_Task instructions:_
Would you return all of this data exactly, leaving nothing out?

_Records supplied:_
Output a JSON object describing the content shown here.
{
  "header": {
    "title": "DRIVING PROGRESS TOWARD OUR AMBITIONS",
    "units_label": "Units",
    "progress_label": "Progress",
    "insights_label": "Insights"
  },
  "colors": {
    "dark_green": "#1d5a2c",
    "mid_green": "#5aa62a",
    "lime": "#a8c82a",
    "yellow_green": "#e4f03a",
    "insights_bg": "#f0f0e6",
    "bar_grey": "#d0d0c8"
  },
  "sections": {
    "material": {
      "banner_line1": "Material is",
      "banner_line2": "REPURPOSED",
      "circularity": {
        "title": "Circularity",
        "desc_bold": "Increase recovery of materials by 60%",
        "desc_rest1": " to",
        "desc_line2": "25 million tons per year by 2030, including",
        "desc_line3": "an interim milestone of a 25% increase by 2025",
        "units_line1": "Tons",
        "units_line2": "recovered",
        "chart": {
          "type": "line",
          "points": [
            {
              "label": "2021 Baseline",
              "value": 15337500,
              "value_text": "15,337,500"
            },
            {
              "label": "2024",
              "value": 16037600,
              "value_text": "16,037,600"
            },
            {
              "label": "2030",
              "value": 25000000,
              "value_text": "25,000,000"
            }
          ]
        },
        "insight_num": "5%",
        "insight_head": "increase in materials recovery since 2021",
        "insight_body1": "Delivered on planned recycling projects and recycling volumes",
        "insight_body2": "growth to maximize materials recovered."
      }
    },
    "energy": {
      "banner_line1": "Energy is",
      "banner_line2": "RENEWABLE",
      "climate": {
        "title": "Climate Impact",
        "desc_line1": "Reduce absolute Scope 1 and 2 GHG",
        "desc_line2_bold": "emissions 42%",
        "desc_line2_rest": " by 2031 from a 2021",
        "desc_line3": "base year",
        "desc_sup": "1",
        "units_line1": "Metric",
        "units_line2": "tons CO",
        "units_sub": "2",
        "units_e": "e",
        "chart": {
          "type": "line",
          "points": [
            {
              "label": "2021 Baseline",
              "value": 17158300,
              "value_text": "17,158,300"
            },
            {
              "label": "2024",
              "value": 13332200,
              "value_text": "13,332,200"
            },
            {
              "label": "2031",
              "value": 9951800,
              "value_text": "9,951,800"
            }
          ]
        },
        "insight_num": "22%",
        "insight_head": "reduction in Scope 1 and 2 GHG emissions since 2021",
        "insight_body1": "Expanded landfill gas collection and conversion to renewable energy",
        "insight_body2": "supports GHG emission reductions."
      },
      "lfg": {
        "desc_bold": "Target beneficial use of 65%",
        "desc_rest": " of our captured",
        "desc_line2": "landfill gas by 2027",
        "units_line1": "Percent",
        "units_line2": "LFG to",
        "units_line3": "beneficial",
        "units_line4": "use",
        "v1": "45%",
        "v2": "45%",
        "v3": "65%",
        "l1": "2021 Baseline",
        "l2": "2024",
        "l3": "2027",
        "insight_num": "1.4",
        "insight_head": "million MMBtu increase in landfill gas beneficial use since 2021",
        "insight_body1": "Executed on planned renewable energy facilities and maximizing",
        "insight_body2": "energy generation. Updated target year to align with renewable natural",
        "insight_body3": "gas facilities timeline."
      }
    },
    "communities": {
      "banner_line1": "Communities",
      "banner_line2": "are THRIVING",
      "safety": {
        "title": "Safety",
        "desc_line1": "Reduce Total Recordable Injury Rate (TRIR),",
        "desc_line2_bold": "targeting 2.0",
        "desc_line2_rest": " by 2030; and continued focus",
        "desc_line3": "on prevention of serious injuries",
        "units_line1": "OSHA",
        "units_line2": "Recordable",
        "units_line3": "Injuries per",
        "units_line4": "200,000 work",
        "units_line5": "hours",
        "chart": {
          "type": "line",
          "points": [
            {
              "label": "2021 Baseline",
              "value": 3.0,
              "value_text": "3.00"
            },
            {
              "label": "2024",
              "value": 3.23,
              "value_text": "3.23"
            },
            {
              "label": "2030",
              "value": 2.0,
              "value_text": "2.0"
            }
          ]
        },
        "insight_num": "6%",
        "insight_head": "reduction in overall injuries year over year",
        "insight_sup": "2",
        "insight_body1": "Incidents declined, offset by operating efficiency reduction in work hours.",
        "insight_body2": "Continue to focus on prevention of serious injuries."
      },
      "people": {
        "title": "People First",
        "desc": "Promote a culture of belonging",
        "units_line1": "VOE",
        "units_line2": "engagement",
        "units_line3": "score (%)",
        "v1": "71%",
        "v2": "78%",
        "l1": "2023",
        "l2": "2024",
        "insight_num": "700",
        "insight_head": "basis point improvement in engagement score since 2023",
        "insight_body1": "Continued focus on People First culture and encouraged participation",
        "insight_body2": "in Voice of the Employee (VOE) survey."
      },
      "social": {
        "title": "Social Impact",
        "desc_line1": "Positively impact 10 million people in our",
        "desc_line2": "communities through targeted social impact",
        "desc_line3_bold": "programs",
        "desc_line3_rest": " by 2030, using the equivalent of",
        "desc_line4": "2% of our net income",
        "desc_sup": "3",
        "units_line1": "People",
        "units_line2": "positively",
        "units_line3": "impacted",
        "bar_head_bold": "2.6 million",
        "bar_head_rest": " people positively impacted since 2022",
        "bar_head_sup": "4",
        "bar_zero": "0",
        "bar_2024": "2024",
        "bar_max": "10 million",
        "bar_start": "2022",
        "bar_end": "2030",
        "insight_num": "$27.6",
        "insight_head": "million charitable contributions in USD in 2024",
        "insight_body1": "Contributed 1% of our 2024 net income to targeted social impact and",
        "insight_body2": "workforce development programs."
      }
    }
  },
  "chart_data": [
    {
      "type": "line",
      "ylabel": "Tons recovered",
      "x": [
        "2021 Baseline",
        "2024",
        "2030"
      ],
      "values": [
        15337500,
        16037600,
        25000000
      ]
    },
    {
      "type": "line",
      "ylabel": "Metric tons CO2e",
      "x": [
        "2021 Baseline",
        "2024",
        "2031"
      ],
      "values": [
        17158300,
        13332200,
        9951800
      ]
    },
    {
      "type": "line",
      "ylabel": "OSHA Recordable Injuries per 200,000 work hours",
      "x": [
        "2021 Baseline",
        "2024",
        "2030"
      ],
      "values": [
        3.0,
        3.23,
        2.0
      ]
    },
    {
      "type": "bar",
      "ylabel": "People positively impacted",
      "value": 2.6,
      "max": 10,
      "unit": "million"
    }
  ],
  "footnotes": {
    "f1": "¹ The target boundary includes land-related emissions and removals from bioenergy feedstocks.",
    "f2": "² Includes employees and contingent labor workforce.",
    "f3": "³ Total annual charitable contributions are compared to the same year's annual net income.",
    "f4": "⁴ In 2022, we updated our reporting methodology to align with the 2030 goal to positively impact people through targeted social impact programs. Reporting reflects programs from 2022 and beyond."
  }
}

_Expected answer:_
Output a JSON object describing the content shown here.
{
  "header": {
    "title": "DRIVING PROGRESS TOWARD OUR AMBITIONS",
    "units_label": "Units",
    "progress_label": "Progress",
    "insights_label": "Insights"
  },
  "colors": {
    "dark_green": "#1d5a2c",
    "mid_green": "#5aa62a",
    "lime": "#a8c82a",
    "yellow_green": "#e4f03a",
    "insights_bg": "#f0f0e6",
    "bar_grey": "#d0d0c8"
  },
  "sections": {
    "material": {
      "banner_line1": "Material is",
      "banner_line2": "REPURPOSED",
      "circularity": {
        "title": "Circularity",
        "desc_bold": "Increase recovery of materials by 60%",
        "desc_rest1": " to",
        "desc_line2": "25 million tons per year by 2030, including",
        "desc_line3": "an interim milestone of a 25% increase by 2025",
        "units_line1": "Tons",
        "units_line2": "recovered",
        "chart": {
          "type": "line",
          "points": [
            {
              "label": "2021 Baseline",
              "value": 15337500,
              "value_text": "15,337,500"
            },
            {
              "label": "2024",
              "value": 16037600,
              "value_text": "16,037,600"
            },
            {
              "label": "2030",
              "value": 25000000,
              "value_text": "25,000,000"
            }
          ]
        },
        "insight_num": "5%",
        "insight_head": "increase in materials recovery since 2021",
        "insight_body1": "Delivered on planned recycling projects and recycling volumes",
        "insight_body2": "growth to maximize materials recovered."
      }
    },
    "energy": {
      "banner_line1": "Energy is",
      "banner_line2": "RENEWABLE",
      "climate": {
        "title": "Climate Impact",
        "desc_line1": "Reduce absolute Scope 1 and 2 GHG",
        "desc_line2_bold": "emissions 42%",
        "desc_line2_rest": " by 2031 from a 2021",
        "desc_line3": "base year",
        "desc_sup": "1",
        "units_line1": "Metric",
        "units_line2": "tons CO",
        "units_sub": "2",
        "units_e": "e",
        "chart": {
          "type": "line",
          "points": [
            {
              "label": "2021 Baseline",
              "value": 17158300,
              "value_text": "17,158,300"
            },
            {
              "label": "2024",
              "value": 13332200,
              "value_text": "13,332,200"
            },
            {
              "label": "2031",
              "value": 9951800,
              "value_text": "9,951,800"
            }
          ]
        },
        "insight_num": "22%",
        "insight_head": "reduction in Scope 1 and 2 GHG emissions since 2021",
        "insight_body1": "Expanded landfill gas collection and conversion to renewable energy",
        "insight_body2": "supports GHG emission reductions."
      },
      "lfg": {
        "desc_bold": "Target beneficial use of 65%",
        "desc_rest": " of our captured",
        "desc_line2": "landfill gas by 2027",
        "units_line1": "Percent",
        "units_line2": "LFG to",
        "units_line3": "beneficial",
        "units_line4": "use",
        "v1": "45%",
        "v2": "45%",
        "v3": "65%",
        "l1": "2021 Baseline",
        "l2": "2024",
        "l3": "2027",
        "insight_num": "1.4",
        "insight_head": "million MMBtu increase in landfill gas beneficial use since 2021",
        "insight_body1": "Executed on planned renewable energy facilities and maximizing",
        "insight_body2": "energy generation. Updated target year to align with renewable natural",
        "insight_body3": "gas facilities timeline."
      }
    },
    "communities": {
      "banner_line1": "Communities",
      "banner_line2": "are THRIVING",
      "safety": {
        "title": "Safety",
        "desc_line1": "Reduce Total Recordable Injury Rate (TRIR),",
        "desc_line2_bold": "targeting 2.0",
        "desc_line2_rest": " by 2030; and continued focus",
        "desc_line3": "on prevention of serious injuries",
        "units_line1": "OSHA",
        "units_line2": "Recordable",
        "units_line3": "Injuries per",
        "units_line4": "200,000 work",
        "units_line5": "hours",
        "chart": {
          "type": "line",
          "points": [
            {
              "label": "2021 Baseline",
              "value": 3.0,
              "value_text": "3.00"
            },
            {
              "label": "2024",
              "value": 3.23,
              "value_text": "3.23"
            },
            {
              "label": "2030",
              "value": 2.0,
              "value_text": "2.0"
            }
          ]
        },
        "insight_num": "6%",
        "insight_head": "reduction in overall injuries year over year",
        "insight_sup": "2",
        "insight_body1": "Incidents declined, offset by operating efficiency reduction in work hours.",
        "insight_body2": "Continue to focus on prevention of serious injuries."
      },
      "people": {
        "title": "People First",
        "desc": "Promote a culture of belonging",
        "units_line1": "VOE",
        "units_line2": "engagement",
        "units_line3": "score (%)",
        "v1": "71%",
        "v2": "78%",
        "l1": "2023",
        "l2": "2024",
        "insight_num": "700",
        "insight_head": "basis point improvement in engagement score since 2023",
        "insight_body1": "Continued focus on People First culture and encouraged participation",
        "insight_body2": "in Voice of the Employee (VOE) survey."
      },
      "social": {
        "title": "Social Impact",
        "desc_line1": "Positively impact 10 million people in our",
        "desc_line2": "communities through targeted social impact",
        "desc_line3_bold": "programs",
        "desc_line3_rest": " by 2030, using the equivalent of",
        "desc_line4": "2% of our net income",
        "desc_sup": "3",
        "units_line1": "People",
        "units_line2": "positively",
        "units_line3": "impacted",
        "bar_head_bold": "2.6 million",
        "bar_head_rest": " people positively impacted since 2022",
        "bar_head_sup": "4",
        "bar_zero": "0",
        "bar_2024": "2024",
        "bar_max": "10 million",
        "bar_start": "2022",
        "bar_end": "2030",
        "insight_num": "$27.6",
        "insight_head": "million charitable contributions in USD in 2024",
        "insight_body1": "Contributed 1% of our 2024 net income to targeted social impact and",
        "insight_body2": "workforce development programs."
      }
    }
  },
  "chart_data": [
    {
      "type": "line",
      "ylabel": "Tons recovered",
      "x": [
        "2021 Baseline",
        "2024",
        "2030"
      ],
      "values": [
        15337500,
        16037600,
        25000000
      ]
    },
    {
      "type": "line",
      "ylabel": "Metric tons CO2e",
      "x": [
        "2021 Baseline",
        "2024",
        "2031"
      ],
      "values": [
        17158300,
        13332200,
        9951800
      ]
    },
    {
      "type": "line",
      "ylabel": "OSHA Recordable Injuries per 200,000 work hours",
      "x": [
        "2021 Baseline",
        "2024",
        "2030"
      ],
      "values": [
        3.0,
        3.23,
        2.0
      ]
    },
    {
      "type": "bar",
      "ylabel": "People positively impacted",
      "value": 2.6,
      "max": 10,
      "unit": "million"
    }
  ],
  "footnotes": {
    "f1": "¹ The target boundary includes land-related emissions and removals from bioenergy feedstocks.",
    "f2": "² Includes employees and contingent labor workforce.",
    "f3": "³ Total annual charitable contributions are compared to the same year's annual net income.",
    "f4": "⁴ In 2022, we updated our reporting methodology to align with the 2030 goal to positively impact people through targeted social impact programs. Reporting reflects programs from 2022 and beyond."
  }
}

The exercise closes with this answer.